GIVEN REQUEST: Count every line that includes the string "name" in the entries that follow. Nothing besides the number is needed.

DATASET RECORDS:
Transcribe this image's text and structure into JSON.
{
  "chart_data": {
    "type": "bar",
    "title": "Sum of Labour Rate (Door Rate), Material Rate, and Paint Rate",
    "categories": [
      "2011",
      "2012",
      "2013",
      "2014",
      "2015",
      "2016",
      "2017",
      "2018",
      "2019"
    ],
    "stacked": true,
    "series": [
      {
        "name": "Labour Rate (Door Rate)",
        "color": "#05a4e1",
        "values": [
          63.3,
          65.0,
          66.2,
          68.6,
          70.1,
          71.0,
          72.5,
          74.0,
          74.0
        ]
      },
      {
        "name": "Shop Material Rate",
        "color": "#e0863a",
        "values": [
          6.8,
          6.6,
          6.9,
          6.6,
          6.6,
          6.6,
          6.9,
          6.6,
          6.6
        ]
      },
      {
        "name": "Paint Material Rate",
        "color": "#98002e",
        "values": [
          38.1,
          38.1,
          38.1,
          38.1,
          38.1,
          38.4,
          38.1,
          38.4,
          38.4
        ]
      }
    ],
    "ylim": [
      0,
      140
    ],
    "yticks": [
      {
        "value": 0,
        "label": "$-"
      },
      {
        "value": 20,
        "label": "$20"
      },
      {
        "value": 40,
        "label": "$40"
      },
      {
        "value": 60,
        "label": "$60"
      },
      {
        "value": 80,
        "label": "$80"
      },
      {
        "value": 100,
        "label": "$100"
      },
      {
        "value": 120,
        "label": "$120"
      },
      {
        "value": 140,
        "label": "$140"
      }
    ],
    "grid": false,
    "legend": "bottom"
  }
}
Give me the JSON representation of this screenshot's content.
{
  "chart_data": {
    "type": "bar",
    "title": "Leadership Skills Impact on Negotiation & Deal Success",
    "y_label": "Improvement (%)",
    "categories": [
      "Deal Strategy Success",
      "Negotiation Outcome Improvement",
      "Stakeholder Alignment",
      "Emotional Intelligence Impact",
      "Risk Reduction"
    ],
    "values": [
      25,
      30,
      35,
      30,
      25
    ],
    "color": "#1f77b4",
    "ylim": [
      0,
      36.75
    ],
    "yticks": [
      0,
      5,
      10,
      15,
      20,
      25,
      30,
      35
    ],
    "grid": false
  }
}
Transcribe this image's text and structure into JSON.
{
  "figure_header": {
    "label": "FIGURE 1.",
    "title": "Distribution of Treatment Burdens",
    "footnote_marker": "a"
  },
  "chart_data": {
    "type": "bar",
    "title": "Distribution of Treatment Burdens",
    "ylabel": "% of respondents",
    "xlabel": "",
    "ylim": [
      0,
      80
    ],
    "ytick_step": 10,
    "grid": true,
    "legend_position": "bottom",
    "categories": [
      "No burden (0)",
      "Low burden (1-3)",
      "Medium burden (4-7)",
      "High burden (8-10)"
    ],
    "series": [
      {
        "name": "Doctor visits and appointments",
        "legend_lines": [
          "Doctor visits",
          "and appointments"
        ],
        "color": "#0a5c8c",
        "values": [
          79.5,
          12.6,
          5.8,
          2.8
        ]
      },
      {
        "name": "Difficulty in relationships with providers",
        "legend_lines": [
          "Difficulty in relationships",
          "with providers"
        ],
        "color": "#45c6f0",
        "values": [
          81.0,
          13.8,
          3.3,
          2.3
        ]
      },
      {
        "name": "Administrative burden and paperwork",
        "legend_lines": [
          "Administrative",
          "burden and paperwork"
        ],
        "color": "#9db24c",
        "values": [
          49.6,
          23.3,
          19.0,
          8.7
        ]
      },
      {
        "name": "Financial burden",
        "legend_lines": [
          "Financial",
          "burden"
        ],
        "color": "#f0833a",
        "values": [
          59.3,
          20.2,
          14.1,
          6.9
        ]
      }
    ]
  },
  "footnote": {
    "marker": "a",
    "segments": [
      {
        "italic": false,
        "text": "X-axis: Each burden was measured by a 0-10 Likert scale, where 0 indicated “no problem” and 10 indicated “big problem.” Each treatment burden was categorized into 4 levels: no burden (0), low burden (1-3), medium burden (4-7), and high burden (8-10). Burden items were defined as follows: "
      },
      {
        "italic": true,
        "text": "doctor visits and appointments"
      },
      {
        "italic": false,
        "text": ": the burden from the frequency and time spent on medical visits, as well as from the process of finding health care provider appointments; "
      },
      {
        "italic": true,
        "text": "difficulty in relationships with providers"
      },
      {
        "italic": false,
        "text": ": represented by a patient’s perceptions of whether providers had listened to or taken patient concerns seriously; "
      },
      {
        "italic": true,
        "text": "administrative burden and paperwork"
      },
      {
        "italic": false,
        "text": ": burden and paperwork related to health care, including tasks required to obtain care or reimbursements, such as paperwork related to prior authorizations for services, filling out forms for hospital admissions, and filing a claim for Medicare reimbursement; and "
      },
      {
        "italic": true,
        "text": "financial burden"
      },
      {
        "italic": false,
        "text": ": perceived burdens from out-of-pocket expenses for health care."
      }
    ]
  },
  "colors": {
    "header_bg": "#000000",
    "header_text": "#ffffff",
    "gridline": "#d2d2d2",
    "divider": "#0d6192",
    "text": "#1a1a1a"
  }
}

COMPLETE OUTPUT: 7